The fallout from the incident and, subsequently, its handling have been a bad look for everyone involved. Nichol's reputation has taken a significant hit; a smear campaign aimed at Maria Taylor as she negotiates a new contract. (There has been speculation that Taylor, or "her people," leaked the audio as leverage.) And ESPN's incompetence and mismanagement of the situation is the crux of the story. Rachel Nichols will continue to bear the brunt of the backlash long after everyone moves. It makes sense in her case. Her broadcasting career has greatly benefitted from having proximity to black men in the NBA.
Along with many white people in sports media, she's also has positioned herself as an "ally" of social justice and diversity. Thus making her comments about Taylor that more hypocritical and egregious. She supports diversity publicly, yet not at her expense. This kind of two-face pantomime is not just exclusive to sports entertainment. For black professionals across several industries, the Nichols-Taylor story confirms suspicions of white people's secret resentment and cognitive dissonance. It also says no matter the work ethic, ability, or experience, black talent is just a glorified work-study for companies to market themselves as woke and progressive.

■ Record set ■

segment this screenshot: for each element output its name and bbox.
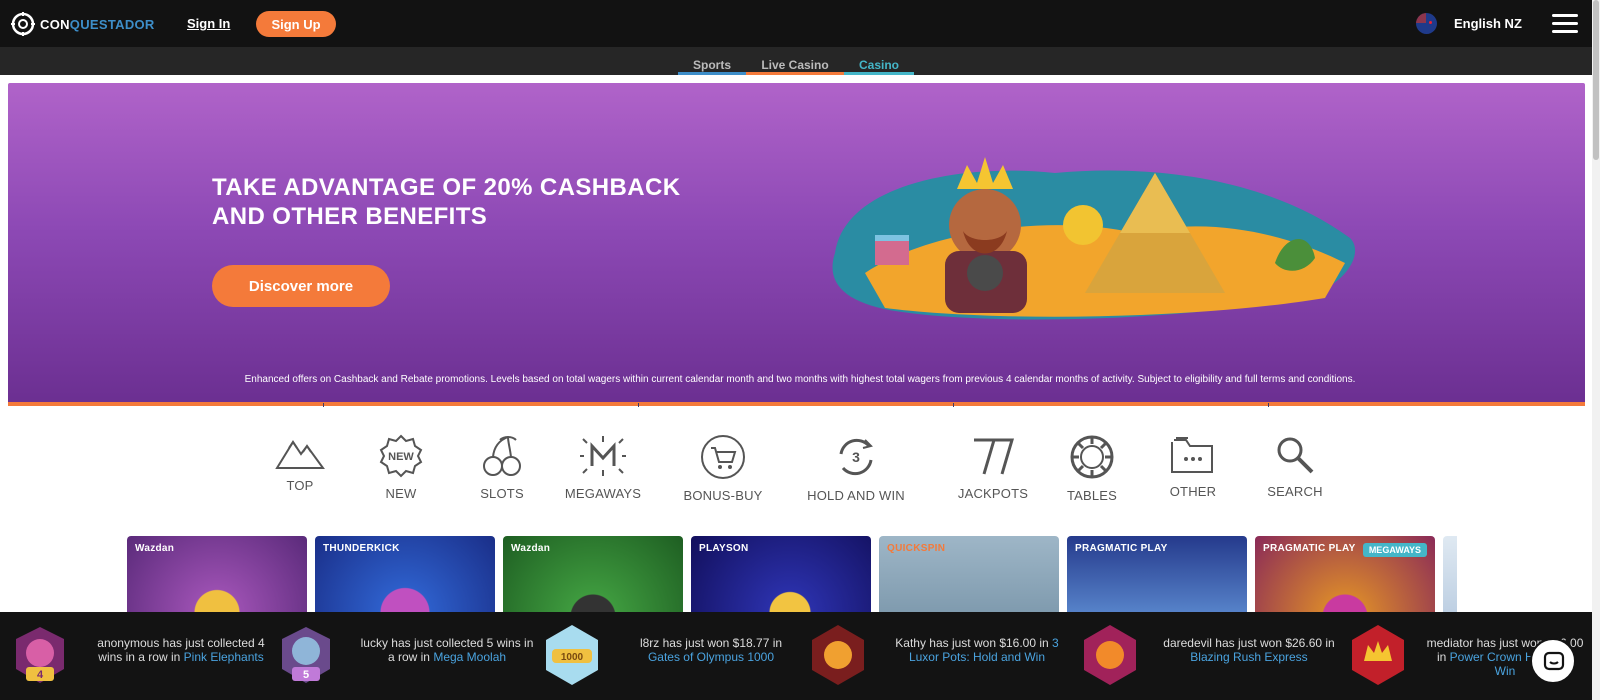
game-grid: Wazdan THUNDERKICK Wazdan PLAYSON QUICKS…: [127, 536, 1457, 612]
provider-label: THUNDERKICK: [323, 543, 400, 554]
sevens-icon: [974, 438, 1015, 475]
power-crown-thumbnail[interactable]: [1346, 623, 1410, 687]
megaways-badge: MEGAWAYS: [1362, 543, 1427, 557]
category-label: BONUS-BUY: [683, 488, 763, 503]
game-card[interactable]: QUICKSPIN: [879, 536, 1059, 612]
game-card[interactable]: THUNDERKICK: [315, 536, 495, 612]
ticker-game-link[interactable]: Mega Moolah: [433, 650, 506, 664]
svg-text:5: 5: [303, 669, 309, 681]
language-label: English NZ: [1454, 16, 1522, 31]
provider-label: Wazdan: [511, 543, 551, 554]
ticker-game-link[interactable]: Blazing Rush Express: [1190, 650, 1307, 664]
game-card[interactable]: PRAGMATIC PLAY: [1067, 536, 1247, 612]
conquestador-logo[interactable]: CONQUESTADOR: [10, 11, 155, 37]
gates-of-olympus-thumbnail[interactable]: 1000: [540, 623, 604, 687]
chip-icon: [1070, 435, 1114, 479]
ticker-game-link[interactable]: Gates of Olympus 1000: [648, 650, 774, 664]
search-icon: [1277, 437, 1314, 474]
category-label: MEGAWAYS: [564, 486, 642, 501]
game-card[interactable]: PRAGMATIC PLAY MEGAWAYS: [1255, 536, 1435, 612]
banner-pager: [8, 403, 1585, 408]
logo-text: CONQUESTADOR: [40, 16, 155, 32]
blazing-rush-thumbnail[interactable]: [1078, 623, 1142, 687]
game-card[interactable]: Wazdan: [503, 536, 683, 612]
category-label: HOLD AND WIN: [807, 488, 905, 503]
ticker-message: l8rz has just won $18.77 in Gates of Oly…: [639, 636, 783, 664]
banner-title: TAKE ADVANTAGE OF 20% CASHBACK AND OTHER…: [212, 174, 681, 230]
discover-more-button[interactable]: Discover more: [212, 265, 390, 307]
category-search[interactable]: SEARCH: [1235, 434, 1355, 499]
game-card[interactable]: [1443, 536, 1457, 612]
tab-casino[interactable]: Casino: [844, 58, 914, 75]
megaways-icon: [580, 436, 626, 476]
provider-label: PRAGMATIC PLAY: [1263, 543, 1356, 554]
promo-banner[interactable]: TAKE ADVANTAGE OF 20% CASHBACK AND OTHER…: [8, 83, 1585, 405]
language-selector[interactable]: English NZ: [1416, 13, 1522, 34]
game-card[interactable]: Wazdan: [127, 536, 307, 612]
ticker-game-link[interactable]: Pink Elephants: [184, 650, 264, 664]
hamburger-menu-icon[interactable]: [1552, 14, 1578, 34]
tab-live-casino[interactable]: Live Casino: [746, 58, 844, 75]
new-badge-icon: NEW: [379, 434, 423, 478]
folder-icon: [1171, 437, 1213, 473]
mountain-icon: [275, 440, 325, 469]
provider-label: PLAYSON: [699, 543, 749, 554]
nz-flag-icon: [1416, 13, 1437, 34]
chat-icon: [1543, 651, 1565, 671]
category-label: SEARCH: [1267, 484, 1323, 499]
sign-up-button[interactable]: Sign Up: [256, 11, 336, 37]
sign-in-link[interactable]: Sign In: [187, 16, 230, 31]
cart-icon: [701, 435, 745, 479]
pink-elephants-thumbnail[interactable]: 4: [8, 623, 72, 687]
svg-text:3: 3: [852, 449, 860, 465]
provider-label: Wazdan: [135, 543, 175, 554]
live-chat-button[interactable]: [1530, 638, 1576, 684]
hold-and-win-icon: 3: [839, 438, 873, 476]
category-megaways[interactable]: MEGAWAYS: [543, 434, 663, 501]
recent-wins-ticker: 4 anonymous has just collected 4 wins in…: [0, 612, 1592, 700]
logo-icon: [11, 12, 35, 36]
ticker-message: daredevil has just won $26.60 in Blazing…: [1163, 636, 1335, 664]
mega-moolah-thumbnail[interactable]: 5: [274, 623, 338, 687]
svg-text:4: 4: [37, 669, 44, 681]
top-header: CONQUESTADOR Sign In Sign Up English NZ: [0, 0, 1592, 47]
scrollbar-thumb[interactable]: [1593, 0, 1599, 160]
ticker-message: anonymous has just collected 4 wins in a…: [97, 636, 265, 664]
svg-text:1000: 1000: [561, 652, 584, 663]
category-hold-and-win[interactable]: 3 HOLD AND WIN: [796, 434, 916, 503]
game-card[interactable]: PLAYSON: [691, 536, 871, 612]
banner-terms-note: Enhanced offers on Cashback and Rebate p…: [244, 374, 1356, 385]
product-nav: Sports Live Casino Casino: [0, 47, 1592, 75]
provider-label: PRAGMATIC PLAY: [1075, 543, 1168, 554]
page-scrollbar[interactable]: [1592, 0, 1600, 700]
cherries-icon: [483, 436, 521, 476]
king-illustration: [832, 157, 1356, 320]
ticker-message: Kathy has just won $16.00 in 3 Luxor Pot…: [895, 636, 1059, 664]
ticker-message: lucky has just collected 5 wins in a row…: [360, 636, 534, 664]
luxor-pots-thumbnail[interactable]: [806, 623, 870, 687]
svg-text:NEW: NEW: [388, 451, 414, 463]
game-categories: TOP NEW NEW SLOTS MEGAWAYS BONUS-BUY 3 H…: [240, 434, 1350, 504]
provider-label: QUICKSPIN: [887, 543, 946, 554]
tab-sports[interactable]: Sports: [678, 58, 746, 75]
category-bonus-buy[interactable]: BONUS-BUY: [663, 434, 783, 503]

■ Directions ■
#1 Name every person and organization mentioned by name in the piece about the Nichols-Taylor story.
#2 Pick up the piece about the Nichols-Taylor story where it stops and write the next part.
The records were taken from a different source than the text.

■ Answers to the tasks ■
#1 Rachel Nichols, Maria Taylor, ESPN, the NBA

#2
Now it's time to fight back against this passive-aggressive practice within the workplace culture. There are some simple yet profound ways to do this. For one, merit still matters. As black professionals, creatives, and so on, we are often the source of innovation. The work speaks for itself. It will always have the last say. Secondly, as a community, we are stronger together than in isolation. We constantly see each other and the work put in. So reach out to and lean into the spaces where you are validated, not just tolerated.
Maria Taylor encapsulates these sentiments in her first response since the controversy broke. She tweeted,
“During the dark times I always remember that I am in this position to open doors and light the path that others walk down. I’ve taken some punches, but that just means I’m still in the fight. Remember to lift as you climb and always KEEP RISING.”